>> start

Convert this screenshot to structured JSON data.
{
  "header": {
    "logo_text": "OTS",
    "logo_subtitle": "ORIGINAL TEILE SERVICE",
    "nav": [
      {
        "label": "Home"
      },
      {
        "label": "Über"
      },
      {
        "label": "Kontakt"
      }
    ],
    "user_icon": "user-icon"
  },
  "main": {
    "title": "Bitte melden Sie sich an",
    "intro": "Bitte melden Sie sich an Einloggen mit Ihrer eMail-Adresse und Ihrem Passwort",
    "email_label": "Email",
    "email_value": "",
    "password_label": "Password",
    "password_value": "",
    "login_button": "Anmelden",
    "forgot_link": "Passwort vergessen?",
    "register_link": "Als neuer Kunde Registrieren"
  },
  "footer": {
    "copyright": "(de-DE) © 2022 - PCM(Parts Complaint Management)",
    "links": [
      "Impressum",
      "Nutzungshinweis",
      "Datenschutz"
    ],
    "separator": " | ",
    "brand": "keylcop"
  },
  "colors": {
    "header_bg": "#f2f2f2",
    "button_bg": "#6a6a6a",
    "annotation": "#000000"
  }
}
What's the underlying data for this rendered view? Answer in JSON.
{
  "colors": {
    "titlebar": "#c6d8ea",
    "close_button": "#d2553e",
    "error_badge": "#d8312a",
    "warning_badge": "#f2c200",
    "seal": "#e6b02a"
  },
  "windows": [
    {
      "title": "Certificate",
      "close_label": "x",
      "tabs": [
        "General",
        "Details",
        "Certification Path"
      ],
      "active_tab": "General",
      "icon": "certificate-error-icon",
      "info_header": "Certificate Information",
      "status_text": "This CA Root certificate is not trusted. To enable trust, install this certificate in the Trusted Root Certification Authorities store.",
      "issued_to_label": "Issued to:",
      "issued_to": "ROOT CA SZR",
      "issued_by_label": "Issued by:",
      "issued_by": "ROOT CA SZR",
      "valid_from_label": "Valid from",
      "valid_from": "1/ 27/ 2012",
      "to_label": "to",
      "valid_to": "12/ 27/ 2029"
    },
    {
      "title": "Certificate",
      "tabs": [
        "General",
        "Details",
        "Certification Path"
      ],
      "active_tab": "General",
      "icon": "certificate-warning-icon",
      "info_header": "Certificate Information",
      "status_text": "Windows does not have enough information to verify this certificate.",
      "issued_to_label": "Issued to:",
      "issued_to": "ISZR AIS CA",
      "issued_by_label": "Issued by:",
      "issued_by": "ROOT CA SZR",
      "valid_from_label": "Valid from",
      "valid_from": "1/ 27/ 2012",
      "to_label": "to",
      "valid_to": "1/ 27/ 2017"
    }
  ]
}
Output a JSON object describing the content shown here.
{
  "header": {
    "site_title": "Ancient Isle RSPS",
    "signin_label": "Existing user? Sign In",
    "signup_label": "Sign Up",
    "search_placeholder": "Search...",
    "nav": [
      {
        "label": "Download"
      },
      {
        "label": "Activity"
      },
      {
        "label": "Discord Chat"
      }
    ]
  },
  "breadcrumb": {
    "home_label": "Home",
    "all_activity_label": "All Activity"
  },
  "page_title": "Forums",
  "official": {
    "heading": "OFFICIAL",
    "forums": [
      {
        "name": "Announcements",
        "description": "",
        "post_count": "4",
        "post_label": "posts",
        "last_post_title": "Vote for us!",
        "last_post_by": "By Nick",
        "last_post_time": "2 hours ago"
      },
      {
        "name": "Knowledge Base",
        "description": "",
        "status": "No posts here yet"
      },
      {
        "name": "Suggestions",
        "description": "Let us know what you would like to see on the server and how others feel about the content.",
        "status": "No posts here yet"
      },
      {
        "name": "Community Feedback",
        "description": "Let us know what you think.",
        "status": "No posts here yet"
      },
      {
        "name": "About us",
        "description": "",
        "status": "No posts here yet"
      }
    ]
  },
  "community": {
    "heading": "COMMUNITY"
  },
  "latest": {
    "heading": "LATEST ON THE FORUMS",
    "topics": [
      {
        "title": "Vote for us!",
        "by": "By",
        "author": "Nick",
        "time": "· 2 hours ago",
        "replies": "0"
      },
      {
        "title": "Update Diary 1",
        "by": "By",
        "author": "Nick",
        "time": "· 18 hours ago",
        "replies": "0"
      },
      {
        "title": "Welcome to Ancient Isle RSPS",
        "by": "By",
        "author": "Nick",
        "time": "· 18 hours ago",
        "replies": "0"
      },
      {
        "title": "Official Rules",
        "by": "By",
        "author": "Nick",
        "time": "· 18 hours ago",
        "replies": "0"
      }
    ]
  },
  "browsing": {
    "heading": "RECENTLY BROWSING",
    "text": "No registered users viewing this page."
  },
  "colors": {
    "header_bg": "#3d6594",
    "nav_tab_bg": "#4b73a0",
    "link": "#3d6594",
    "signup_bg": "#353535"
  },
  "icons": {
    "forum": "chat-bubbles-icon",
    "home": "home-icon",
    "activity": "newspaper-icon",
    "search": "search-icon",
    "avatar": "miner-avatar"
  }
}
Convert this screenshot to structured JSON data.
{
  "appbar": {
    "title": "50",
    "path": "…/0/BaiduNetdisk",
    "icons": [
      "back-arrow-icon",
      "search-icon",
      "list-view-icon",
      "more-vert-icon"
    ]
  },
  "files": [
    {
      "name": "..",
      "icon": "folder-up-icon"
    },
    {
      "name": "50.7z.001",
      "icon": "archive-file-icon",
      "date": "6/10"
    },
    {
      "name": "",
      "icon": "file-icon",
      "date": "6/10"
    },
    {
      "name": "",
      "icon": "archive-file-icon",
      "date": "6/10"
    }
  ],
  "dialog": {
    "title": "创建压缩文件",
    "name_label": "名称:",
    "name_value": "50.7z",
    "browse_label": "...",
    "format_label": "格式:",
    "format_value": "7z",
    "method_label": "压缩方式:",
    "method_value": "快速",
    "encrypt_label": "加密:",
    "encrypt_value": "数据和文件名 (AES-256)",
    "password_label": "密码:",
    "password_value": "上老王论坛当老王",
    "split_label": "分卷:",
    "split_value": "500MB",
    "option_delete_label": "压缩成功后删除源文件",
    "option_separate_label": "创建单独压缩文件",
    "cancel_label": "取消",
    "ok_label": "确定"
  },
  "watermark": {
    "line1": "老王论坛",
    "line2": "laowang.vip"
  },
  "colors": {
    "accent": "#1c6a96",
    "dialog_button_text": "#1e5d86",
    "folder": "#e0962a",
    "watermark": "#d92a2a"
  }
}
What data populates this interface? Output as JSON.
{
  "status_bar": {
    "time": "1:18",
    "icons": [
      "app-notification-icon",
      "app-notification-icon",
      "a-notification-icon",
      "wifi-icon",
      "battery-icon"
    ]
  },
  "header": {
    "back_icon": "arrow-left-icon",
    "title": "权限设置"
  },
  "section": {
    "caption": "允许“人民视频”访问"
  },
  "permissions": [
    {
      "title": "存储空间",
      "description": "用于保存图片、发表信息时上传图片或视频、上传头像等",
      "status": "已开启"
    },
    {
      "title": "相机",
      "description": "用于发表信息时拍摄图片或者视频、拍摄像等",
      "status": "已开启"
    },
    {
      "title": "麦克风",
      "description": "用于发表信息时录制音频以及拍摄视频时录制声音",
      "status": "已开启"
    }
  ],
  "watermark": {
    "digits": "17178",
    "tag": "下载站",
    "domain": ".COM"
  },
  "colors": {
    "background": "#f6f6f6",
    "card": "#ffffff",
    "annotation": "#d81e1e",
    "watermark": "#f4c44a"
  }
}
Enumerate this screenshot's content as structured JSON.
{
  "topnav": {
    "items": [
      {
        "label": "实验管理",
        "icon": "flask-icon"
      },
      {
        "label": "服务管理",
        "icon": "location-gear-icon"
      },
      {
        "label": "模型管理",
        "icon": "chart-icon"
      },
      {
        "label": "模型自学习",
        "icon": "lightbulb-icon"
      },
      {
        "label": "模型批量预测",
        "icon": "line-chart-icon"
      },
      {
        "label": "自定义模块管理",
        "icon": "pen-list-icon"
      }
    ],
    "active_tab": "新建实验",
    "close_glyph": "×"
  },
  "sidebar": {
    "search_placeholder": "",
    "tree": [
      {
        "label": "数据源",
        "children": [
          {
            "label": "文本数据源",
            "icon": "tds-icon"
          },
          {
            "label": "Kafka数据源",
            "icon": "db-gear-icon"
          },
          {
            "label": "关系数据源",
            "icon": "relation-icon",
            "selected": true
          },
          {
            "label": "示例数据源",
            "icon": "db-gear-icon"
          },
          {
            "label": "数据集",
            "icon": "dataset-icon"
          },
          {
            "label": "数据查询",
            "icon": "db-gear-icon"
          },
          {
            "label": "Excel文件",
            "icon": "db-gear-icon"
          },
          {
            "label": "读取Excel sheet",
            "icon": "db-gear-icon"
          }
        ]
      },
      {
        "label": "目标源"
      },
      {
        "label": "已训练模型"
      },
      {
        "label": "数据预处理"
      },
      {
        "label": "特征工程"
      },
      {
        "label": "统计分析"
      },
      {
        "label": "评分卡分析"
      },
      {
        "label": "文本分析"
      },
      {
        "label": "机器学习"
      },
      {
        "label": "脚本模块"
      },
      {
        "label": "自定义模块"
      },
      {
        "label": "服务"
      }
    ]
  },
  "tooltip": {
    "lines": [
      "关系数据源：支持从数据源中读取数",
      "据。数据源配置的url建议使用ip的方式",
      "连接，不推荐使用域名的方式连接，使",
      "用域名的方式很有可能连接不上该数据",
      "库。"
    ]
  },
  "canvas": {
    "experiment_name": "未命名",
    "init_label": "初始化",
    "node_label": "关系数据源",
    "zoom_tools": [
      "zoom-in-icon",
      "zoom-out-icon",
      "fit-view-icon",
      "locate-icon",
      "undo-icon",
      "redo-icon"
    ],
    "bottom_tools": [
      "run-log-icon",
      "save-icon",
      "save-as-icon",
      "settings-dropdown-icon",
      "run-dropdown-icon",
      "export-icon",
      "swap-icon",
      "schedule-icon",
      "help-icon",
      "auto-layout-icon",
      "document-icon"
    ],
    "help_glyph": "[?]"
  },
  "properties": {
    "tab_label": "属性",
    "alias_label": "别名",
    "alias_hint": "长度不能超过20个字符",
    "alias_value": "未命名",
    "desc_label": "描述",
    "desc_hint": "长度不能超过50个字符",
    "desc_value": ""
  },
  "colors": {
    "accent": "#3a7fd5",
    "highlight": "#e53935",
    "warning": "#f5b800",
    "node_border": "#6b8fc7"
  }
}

>> end

What you need to do: Show every line from the entries above in which "关系数据源" appears.

Solution:
            "label": "关系数据源",
      "关系数据源：支持从数据源中读取数",
    "node_label": "关系数据源",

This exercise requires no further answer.